## WHAT YOU ARE ASKED TO DO
Each line of the material below should be reproduced exactly.

## MATERIALS PROVIDED

--- Start ---

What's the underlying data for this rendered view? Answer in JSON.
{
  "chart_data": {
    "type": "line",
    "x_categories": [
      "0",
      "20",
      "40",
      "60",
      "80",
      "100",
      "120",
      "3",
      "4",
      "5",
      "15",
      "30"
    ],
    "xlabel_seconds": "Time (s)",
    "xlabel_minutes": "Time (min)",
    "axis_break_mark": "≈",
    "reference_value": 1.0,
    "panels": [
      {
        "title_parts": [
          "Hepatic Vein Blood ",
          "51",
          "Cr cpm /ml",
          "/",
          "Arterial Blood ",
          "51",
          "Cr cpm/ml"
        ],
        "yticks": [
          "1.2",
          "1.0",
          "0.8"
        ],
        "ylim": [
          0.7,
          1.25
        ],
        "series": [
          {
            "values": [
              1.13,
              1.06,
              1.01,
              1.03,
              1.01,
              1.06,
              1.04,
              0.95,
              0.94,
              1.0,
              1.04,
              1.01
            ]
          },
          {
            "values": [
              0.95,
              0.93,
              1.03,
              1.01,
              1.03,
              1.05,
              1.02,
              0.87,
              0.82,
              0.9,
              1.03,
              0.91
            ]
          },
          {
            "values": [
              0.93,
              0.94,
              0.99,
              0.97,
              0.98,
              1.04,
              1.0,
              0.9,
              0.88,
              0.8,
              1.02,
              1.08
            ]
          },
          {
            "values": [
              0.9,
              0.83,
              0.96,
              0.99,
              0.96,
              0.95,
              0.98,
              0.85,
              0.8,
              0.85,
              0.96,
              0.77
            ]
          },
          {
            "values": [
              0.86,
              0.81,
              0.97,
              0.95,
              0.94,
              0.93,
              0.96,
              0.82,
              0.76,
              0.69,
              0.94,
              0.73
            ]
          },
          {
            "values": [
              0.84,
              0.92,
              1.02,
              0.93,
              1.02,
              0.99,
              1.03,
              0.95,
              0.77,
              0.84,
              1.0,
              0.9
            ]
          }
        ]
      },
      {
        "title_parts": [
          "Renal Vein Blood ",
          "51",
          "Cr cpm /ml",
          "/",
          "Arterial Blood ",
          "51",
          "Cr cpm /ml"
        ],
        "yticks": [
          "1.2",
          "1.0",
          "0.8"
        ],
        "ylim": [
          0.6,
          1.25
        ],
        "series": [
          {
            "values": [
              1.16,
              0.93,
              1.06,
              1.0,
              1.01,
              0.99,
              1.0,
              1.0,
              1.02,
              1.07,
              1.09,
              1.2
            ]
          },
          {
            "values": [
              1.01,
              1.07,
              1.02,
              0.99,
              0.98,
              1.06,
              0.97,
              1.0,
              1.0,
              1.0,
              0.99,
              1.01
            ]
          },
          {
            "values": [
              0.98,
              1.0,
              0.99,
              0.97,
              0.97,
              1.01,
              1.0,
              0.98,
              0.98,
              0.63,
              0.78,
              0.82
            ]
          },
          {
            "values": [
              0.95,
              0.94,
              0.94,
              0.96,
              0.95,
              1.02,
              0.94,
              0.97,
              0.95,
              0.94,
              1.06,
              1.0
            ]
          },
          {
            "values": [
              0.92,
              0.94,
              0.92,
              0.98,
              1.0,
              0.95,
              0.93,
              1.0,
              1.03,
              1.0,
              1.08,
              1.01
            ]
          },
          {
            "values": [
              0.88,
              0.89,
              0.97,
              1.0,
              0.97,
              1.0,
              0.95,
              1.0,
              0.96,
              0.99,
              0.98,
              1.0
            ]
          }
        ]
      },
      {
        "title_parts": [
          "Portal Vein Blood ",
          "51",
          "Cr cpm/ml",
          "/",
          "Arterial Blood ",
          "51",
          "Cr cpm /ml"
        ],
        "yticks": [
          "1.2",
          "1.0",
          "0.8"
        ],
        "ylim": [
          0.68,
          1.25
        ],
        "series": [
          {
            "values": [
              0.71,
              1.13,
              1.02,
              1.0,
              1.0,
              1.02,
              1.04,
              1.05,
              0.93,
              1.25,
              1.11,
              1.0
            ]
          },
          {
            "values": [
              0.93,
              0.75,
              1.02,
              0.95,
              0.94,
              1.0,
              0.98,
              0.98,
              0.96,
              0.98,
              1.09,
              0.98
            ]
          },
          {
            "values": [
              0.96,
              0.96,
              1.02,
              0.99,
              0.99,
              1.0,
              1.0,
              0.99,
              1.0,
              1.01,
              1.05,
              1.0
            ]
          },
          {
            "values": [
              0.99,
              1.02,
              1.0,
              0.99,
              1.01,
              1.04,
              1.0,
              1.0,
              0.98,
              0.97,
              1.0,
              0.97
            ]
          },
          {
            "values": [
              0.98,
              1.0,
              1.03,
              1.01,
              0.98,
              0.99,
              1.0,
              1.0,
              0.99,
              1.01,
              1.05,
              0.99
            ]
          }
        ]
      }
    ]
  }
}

--- End ---

## TASK OUTPUT
What's the underlying data for this rendered view? Answer in JSON.
{
  "chart_data": {
    "type": "line",
    "x_categories": [
      "0",
      "20",
      "40",
      "60",
      "80",
      "100",
      "120",
      "3",
      "4",
      "5",
      "15",
      "30"
    ],
    "xlabel_seconds": "Time (s)",
    "xlabel_minutes": "Time (min)",
    "axis_break_mark": "≈",
    "reference_value": 1.0,
    "panels": [
      {
        "title_parts": [
          "Hepatic Vein Blood ",
          "51",
          "Cr cpm /ml",
          "/",
          "Arterial Blood ",
          "51",
          "Cr cpm/ml"
        ],
        "yticks": [
          "1.2",
          "1.0",
          "0.8"
        ],
        "ylim": [
          0.7,
          1.25
        ],
        "series": [
          {
            "values": [
              1.13,
              1.06,
              1.01,
              1.03,
              1.01,
              1.06,
              1.04,
              0.95,
              0.94,
              1.0,
              1.04,
              1.01
            ]
          },
          {
            "values": [
              0.95,
              0.93,
              1.03,
              1.01,
              1.03,
              1.05,
              1.02,
              0.87,
              0.82,
              0.9,
              1.03,
              0.91
            ]
          },
          {
            "values": [
              0.93,
              0.94,
              0.99,
              0.97,
              0.98,
              1.04,
              1.0,
              0.9,
              0.88,
              0.8,
              1.02,
              1.08
            ]
          },
          {
            "values": [
              0.9,
              0.83,
              0.96,
              0.99,
              0.96,
              0.95,
              0.98,
              0.85,
              0.8,
              0.85,
              0.96,
              0.77
            ]
          },
          {
            "values": [
              0.86,
              0.81,
              0.97,
              0.95,
              0.94,
              0.93,
              0.96,
              0.82,
              0.76,
              0.69,
              0.94,
              0.73
            ]
          },
          {
            "values": [
              0.84,
              0.92,
              1.02,
              0.93,
              1.02,
              0.99,
              1.03,
              0.95,
              0.77,
              0.84,
              1.0,
              0.9
            ]
          }
        ]
      },
      {
        "title_parts": [
          "Renal Vein Blood ",
          "51",
          "Cr cpm /ml",
          "/",
          "Arterial Blood ",
          "51",
          "Cr cpm /ml"
        ],
        "yticks": [
          "1.2",
          "1.0",
          "0.8"
        ],
        "ylim": [
          0.6,
          1.25
        ],
        "series": [
          {
            "values": [
              1.16,
              0.93,
              1.06,
              1.0,
              1.01,
              0.99,
              1.0,
              1.0,
              1.02,
              1.07,
              1.09,
              1.2
            ]
          },
          {
            "values": [
              1.01,
              1.07,
              1.02,
              0.99,
              0.98,
              1.06,
              0.97,
              1.0,
              1.0,
              1.0,
              0.99,
              1.01
            ]
          },
          {
            "values": [
              0.98,
              1.0,
              0.99,
              0.97,
              0.97,
              1.01,
              1.0,
              0.98,
              0.98,
              0.63,
              0.78,
              0.82
            ]
          },
          {
            "values": [
              0.95,
              0.94,
              0.94,
              0.96,
              0.95,
              1.02,
              0.94,
              0.97,
              0.95,
              0.94,
              1.06,
              1.0
            ]
          },
          {
            "values": [
              0.92,
              0.94,
              0.92,
              0.98,
              1.0,
              0.95,
              0.93,
              1.0,
              1.03,
              1.0,
              1.08,
              1.01
            ]
          },
          {
            "values": [
              0.88,
              0.89,
              0.97,
              1.0,
              0.97,
              1.0,
              0.95,
              1.0,
              0.96,
              0.99,
              0.98,
              1.0
            ]
          }
        ]
      },
      {
        "title_parts": [
          "Portal Vein Blood ",
          "51",
          "Cr cpm/ml",
          "/",
          "Arterial Blood ",
          "51",
          "Cr cpm /ml"
        ],
        "yticks": [
          "1.2",
          "1.0",
          "0.8"
        ],
        "ylim": [
          0.68,
          1.25
        ],
        "series": [
          {
            "values": [
              0.71,
              1.13,
              1.02,
              1.0,
              1.0,
              1.02,
              1.04,
              1.05,
              0.93,
              1.25,
              1.11,
              1.0
            ]
          },
          {
            "values": [
              0.93,
              0.75,
              1.02,
              0.95,
              0.94,
              1.0,
              0.98,
              0.98,
              0.96,
              0.98,
              1.09,
              0.98
            ]
          },
          {
            "values": [
              0.96,
              0.96,
              1.02,
              0.99,
              0.99,
              1.0,
              1.0,
              0.99,
              1.0,
              1.01,
              1.05,
              1.0
            ]
          },
          {
            "values": [
              0.99,
              1.02,
              1.0,
              0.99,
              1.01,
              1.04,
              1.0,
              1.0,
              0.98,
              0.97,
              1.0,
              0.97
            ]
          },
          {
            "values": [
              0.98,
              1.0,
              1.03,
              1.01,
              0.98,
              0.99,
              1.0,
              1.0,
              0.99,
              1.01,
              1.05,
              0.99
            ]
          }
        ]
      }
    ]
  }
}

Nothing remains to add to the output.